*Stated problem*: Collect every line that includes the string "Kompetensi".

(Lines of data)
■ ■ ■ ■ ■ ■ ■
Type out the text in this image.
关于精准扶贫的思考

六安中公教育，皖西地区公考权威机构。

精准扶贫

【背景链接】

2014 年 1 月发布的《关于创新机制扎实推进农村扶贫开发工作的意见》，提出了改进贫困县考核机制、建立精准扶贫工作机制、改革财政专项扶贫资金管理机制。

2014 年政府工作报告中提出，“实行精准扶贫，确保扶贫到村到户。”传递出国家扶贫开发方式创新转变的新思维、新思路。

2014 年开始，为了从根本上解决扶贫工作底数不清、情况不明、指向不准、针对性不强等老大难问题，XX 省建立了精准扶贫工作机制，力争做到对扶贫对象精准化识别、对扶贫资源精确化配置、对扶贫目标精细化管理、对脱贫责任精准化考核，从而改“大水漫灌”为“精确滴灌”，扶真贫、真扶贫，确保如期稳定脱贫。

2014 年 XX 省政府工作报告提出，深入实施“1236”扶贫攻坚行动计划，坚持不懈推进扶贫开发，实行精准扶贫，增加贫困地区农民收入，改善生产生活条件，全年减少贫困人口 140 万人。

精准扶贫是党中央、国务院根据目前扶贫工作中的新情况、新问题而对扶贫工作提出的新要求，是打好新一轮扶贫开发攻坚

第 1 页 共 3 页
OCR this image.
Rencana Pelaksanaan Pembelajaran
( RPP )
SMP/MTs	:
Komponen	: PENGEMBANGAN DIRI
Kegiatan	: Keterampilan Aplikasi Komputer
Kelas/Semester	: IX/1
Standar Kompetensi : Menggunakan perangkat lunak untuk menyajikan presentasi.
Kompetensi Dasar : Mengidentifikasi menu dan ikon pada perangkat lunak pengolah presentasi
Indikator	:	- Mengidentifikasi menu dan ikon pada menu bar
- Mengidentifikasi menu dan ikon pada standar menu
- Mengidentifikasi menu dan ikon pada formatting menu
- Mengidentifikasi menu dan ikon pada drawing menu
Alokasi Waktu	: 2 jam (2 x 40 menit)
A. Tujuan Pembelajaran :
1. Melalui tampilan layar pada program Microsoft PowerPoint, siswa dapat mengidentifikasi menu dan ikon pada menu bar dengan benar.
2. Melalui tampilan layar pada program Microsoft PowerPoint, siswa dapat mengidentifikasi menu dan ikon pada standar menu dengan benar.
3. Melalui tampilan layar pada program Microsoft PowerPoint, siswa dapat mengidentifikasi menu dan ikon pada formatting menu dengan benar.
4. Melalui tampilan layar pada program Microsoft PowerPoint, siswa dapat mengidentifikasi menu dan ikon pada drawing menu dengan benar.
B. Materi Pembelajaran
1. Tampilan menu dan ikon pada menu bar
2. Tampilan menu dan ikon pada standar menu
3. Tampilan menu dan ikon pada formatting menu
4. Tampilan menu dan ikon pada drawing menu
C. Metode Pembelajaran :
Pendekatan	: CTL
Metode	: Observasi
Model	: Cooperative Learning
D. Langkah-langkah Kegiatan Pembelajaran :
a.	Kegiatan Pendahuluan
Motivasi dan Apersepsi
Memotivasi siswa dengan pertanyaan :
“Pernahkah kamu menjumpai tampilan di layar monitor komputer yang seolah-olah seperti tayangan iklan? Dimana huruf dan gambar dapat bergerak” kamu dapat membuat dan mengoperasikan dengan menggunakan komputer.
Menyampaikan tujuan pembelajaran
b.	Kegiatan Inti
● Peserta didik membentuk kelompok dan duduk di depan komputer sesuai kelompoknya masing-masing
■ ■ ■ ■ ■ ■ ■
*Response to the exercise*:
Standar Kompetensi : Menggunakan perangkat lunak untuk menyajikan presentasi.
Kompetensi Dasar : Mengidentifikasi menu dan ikon pada perangkat lunak pengolah presentasi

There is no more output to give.